### [Records to use]
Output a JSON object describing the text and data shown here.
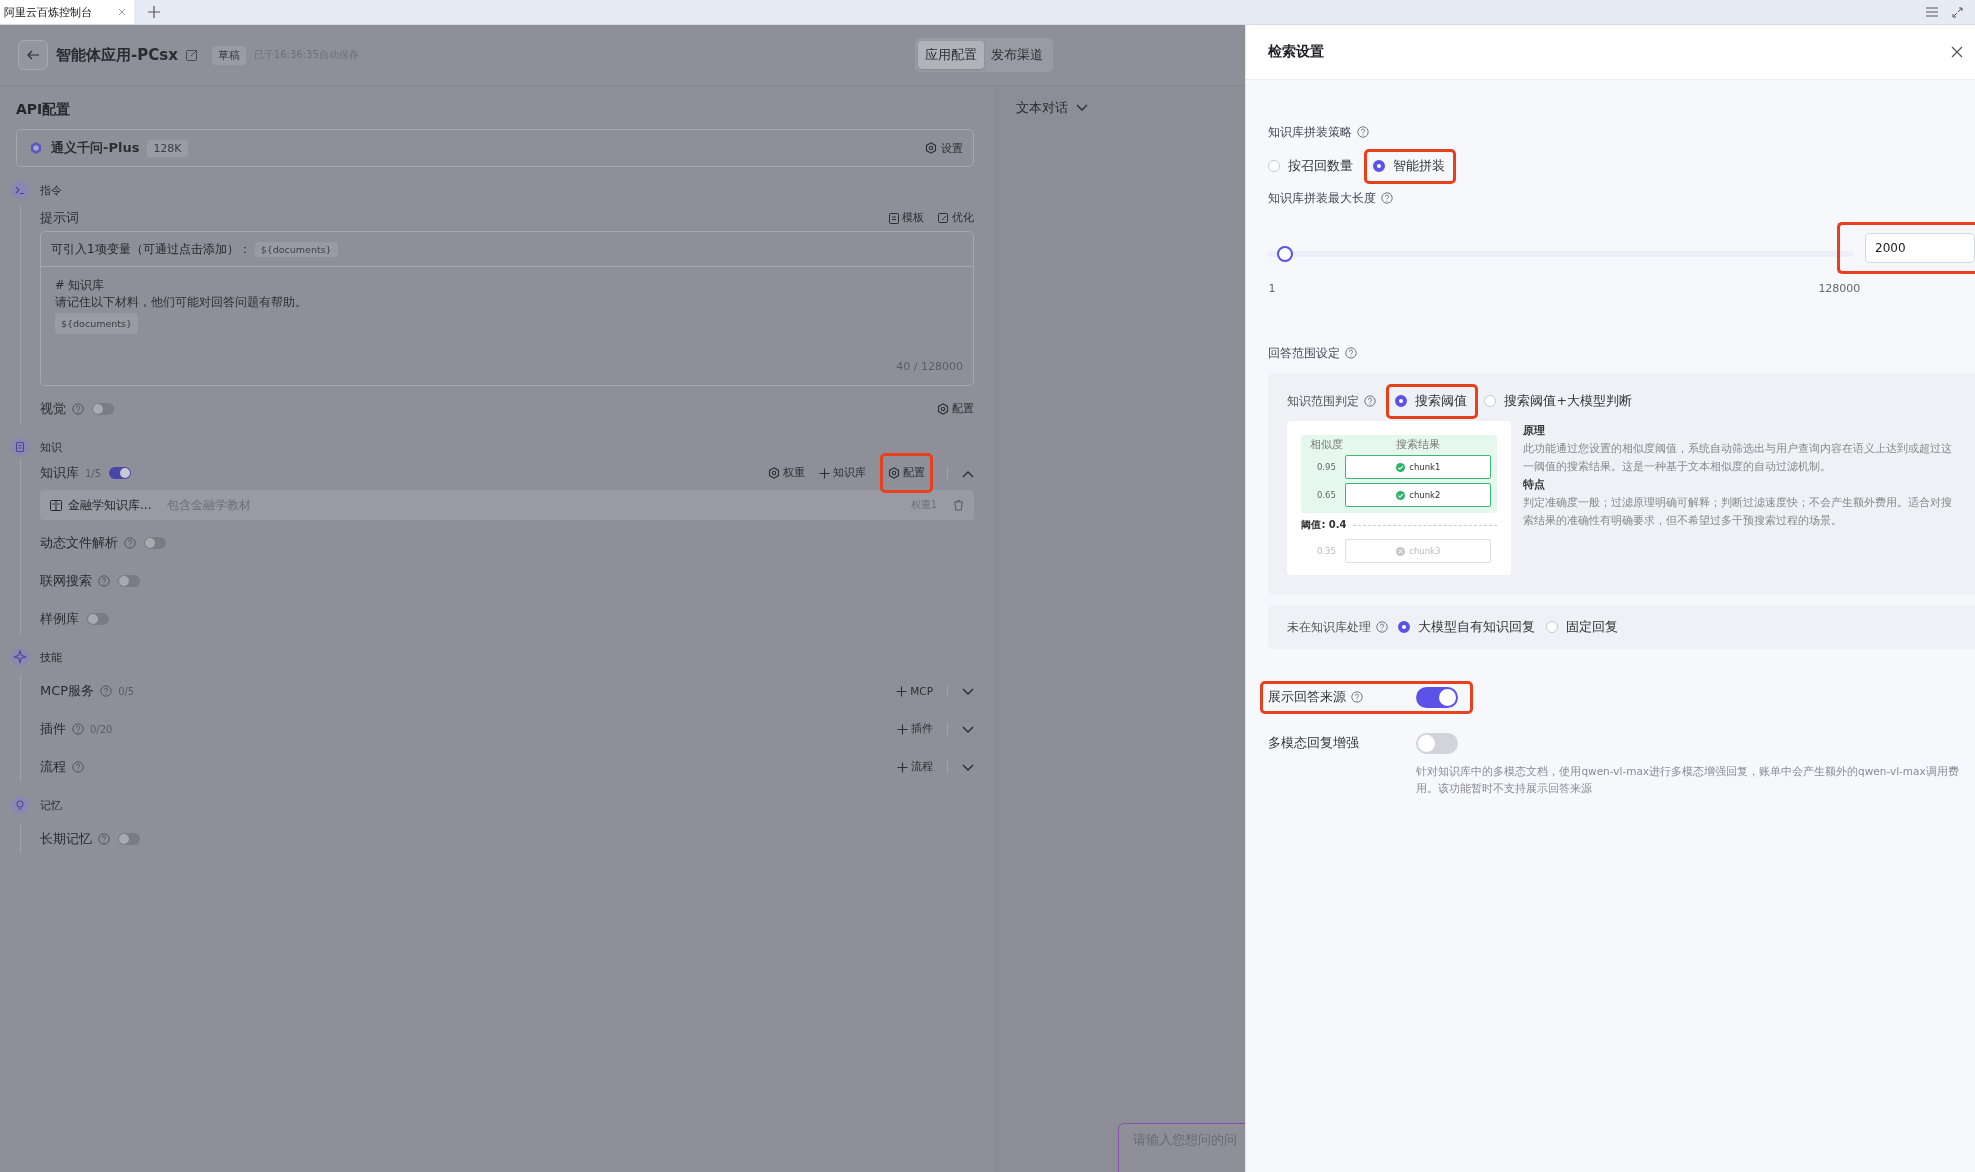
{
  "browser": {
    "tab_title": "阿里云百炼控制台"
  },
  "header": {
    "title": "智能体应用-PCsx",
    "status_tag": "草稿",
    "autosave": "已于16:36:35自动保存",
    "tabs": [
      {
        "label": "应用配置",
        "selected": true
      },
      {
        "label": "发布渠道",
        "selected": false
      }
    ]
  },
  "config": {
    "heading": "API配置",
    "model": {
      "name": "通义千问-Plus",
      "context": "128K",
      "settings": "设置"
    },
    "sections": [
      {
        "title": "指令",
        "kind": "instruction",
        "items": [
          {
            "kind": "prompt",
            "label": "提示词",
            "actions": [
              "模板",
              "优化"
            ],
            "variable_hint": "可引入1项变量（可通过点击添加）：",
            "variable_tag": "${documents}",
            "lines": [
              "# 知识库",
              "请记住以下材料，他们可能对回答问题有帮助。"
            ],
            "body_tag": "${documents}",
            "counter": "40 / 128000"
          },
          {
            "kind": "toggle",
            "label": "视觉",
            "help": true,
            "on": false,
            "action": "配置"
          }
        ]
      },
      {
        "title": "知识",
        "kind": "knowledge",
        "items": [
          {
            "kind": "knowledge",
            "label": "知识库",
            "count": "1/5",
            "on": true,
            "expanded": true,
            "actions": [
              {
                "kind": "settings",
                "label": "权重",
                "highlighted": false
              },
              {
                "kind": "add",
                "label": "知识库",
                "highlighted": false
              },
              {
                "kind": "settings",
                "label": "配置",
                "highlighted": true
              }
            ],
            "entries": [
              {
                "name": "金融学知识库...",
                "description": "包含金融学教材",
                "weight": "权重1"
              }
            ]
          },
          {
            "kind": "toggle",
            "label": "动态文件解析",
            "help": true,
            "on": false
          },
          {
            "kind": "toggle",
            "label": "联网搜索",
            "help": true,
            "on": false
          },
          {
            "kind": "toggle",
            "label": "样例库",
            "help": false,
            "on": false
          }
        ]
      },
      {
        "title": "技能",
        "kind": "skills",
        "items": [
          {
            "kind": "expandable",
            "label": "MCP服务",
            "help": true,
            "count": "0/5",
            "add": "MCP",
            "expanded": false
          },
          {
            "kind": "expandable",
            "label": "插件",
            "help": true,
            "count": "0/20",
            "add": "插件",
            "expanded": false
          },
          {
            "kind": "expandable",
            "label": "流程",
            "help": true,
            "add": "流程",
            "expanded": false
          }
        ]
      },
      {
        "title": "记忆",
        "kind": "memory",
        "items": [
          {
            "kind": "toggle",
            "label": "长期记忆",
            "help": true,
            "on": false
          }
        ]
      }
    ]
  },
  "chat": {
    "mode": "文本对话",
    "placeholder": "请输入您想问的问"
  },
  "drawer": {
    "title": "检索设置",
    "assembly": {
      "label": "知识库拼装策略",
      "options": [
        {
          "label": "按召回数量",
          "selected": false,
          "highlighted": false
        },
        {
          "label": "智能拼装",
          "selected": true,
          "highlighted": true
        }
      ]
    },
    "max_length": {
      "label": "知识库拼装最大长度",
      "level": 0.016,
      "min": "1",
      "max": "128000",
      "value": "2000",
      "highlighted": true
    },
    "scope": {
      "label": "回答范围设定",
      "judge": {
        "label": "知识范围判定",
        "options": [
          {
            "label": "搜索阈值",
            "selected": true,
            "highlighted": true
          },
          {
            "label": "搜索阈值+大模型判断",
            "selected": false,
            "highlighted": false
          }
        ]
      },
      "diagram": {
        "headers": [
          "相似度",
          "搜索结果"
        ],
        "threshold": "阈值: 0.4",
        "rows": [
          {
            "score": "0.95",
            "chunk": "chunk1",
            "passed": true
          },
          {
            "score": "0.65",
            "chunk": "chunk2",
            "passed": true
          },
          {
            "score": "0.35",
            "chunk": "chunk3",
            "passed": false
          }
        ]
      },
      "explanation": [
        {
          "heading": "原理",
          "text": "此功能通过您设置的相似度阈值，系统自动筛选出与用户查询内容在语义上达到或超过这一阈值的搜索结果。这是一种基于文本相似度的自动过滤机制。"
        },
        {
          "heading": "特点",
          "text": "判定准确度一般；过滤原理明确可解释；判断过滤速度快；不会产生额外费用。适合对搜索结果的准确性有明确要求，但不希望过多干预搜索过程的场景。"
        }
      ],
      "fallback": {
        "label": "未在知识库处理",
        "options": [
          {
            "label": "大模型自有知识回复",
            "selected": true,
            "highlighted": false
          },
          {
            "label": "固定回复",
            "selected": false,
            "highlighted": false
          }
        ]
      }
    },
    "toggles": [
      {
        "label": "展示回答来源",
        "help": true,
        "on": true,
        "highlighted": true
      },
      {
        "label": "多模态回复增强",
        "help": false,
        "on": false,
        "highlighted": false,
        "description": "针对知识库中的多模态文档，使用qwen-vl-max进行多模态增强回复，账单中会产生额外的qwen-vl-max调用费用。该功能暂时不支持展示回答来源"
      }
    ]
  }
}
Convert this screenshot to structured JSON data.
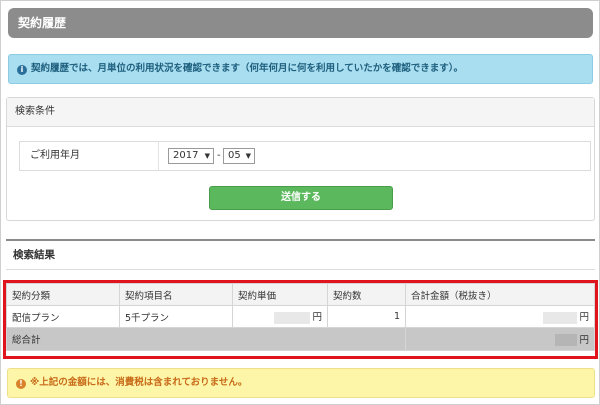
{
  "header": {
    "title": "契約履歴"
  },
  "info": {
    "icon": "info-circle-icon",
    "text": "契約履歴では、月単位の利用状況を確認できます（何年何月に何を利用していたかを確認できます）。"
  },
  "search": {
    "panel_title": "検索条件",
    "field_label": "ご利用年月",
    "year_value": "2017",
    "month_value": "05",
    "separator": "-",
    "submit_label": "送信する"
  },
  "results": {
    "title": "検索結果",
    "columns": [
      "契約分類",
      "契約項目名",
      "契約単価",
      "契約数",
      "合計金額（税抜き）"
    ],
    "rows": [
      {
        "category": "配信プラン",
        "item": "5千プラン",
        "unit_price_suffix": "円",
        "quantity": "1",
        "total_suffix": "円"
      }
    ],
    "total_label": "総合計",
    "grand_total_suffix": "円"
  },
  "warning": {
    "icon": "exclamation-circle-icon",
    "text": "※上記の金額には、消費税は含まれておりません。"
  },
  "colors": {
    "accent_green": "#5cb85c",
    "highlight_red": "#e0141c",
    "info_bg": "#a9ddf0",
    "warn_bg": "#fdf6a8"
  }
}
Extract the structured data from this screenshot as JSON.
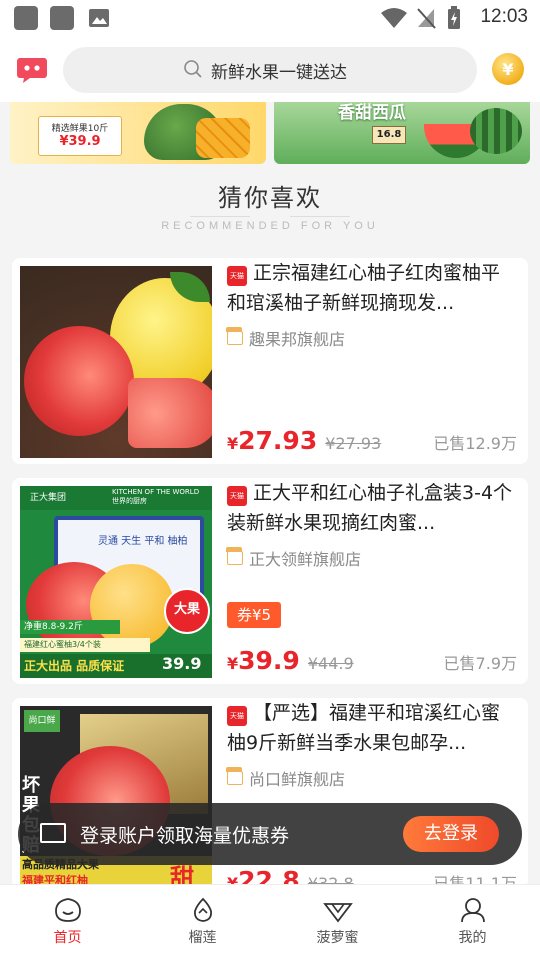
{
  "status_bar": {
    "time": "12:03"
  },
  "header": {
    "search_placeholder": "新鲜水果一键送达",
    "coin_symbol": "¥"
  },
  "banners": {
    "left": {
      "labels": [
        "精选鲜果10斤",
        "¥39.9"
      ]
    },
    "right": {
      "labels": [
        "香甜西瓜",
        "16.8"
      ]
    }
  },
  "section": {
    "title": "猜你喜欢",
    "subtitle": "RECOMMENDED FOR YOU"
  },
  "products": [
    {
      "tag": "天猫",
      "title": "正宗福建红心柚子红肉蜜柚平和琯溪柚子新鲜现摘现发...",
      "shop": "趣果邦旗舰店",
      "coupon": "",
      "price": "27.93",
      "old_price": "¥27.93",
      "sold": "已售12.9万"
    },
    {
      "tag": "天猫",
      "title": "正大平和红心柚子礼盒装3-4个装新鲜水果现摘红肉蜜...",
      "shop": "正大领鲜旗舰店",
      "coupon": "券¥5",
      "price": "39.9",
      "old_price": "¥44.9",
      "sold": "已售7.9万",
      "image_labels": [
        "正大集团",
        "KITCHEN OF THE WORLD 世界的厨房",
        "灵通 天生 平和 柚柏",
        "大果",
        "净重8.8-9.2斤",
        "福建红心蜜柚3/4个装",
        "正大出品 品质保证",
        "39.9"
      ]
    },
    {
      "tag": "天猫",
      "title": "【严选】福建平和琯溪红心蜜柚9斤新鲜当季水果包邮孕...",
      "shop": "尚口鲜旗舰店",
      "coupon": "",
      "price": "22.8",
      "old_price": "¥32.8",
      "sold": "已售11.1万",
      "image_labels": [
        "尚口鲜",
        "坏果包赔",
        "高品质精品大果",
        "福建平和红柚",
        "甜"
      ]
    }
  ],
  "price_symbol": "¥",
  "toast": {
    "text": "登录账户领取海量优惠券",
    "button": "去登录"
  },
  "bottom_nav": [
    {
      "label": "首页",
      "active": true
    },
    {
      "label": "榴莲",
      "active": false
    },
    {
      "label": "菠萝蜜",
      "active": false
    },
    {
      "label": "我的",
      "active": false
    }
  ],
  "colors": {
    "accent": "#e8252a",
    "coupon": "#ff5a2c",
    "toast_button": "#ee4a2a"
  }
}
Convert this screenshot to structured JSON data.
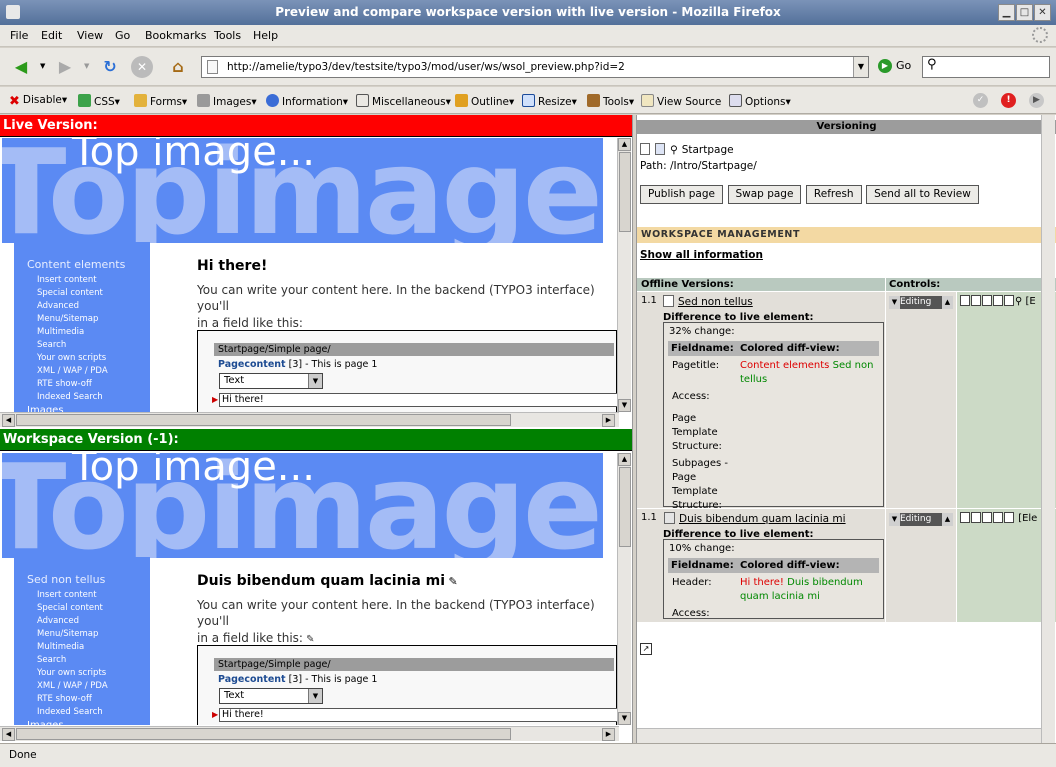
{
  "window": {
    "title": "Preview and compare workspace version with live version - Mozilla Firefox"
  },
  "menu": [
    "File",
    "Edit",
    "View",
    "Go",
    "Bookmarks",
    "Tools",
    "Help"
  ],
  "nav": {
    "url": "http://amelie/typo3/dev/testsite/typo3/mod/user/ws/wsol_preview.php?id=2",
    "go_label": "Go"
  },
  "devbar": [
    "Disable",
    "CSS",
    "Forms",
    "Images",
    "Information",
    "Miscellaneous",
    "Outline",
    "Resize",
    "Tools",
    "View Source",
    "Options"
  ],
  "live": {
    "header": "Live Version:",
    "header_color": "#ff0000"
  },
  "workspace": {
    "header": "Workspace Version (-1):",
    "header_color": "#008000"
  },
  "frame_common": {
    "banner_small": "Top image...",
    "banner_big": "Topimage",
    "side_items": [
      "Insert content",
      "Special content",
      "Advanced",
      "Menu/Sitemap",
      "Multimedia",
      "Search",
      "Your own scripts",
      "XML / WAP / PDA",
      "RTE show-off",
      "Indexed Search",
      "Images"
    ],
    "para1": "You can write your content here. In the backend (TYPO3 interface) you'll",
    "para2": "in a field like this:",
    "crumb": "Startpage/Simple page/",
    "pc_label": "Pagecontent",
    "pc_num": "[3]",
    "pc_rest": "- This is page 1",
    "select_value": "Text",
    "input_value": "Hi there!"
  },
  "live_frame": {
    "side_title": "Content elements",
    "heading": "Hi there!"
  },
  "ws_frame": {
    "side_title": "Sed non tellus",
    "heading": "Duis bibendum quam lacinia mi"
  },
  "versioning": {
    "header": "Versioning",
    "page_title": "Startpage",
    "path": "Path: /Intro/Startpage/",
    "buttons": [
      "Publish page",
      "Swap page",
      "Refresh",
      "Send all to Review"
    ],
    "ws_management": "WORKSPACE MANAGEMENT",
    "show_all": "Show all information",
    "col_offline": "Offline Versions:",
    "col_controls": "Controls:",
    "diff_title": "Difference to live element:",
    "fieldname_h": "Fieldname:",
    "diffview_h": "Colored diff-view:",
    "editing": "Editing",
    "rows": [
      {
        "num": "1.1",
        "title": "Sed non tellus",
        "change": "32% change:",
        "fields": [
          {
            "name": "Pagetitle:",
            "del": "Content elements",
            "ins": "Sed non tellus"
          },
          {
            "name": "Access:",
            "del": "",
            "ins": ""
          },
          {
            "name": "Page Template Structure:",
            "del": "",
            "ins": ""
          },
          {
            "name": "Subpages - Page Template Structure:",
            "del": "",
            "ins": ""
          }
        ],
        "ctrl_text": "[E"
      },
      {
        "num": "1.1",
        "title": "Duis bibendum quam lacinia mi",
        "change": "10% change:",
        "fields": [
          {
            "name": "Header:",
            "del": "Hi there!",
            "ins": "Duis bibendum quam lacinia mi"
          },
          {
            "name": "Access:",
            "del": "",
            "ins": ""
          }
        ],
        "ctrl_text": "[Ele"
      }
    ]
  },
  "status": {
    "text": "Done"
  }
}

### [Problem requirements]
Out of the material above, select every line that holds the string "icon".

### [Answer]
    "icon": "info-circle-icon",
    "icon": "exclamation-circle-icon",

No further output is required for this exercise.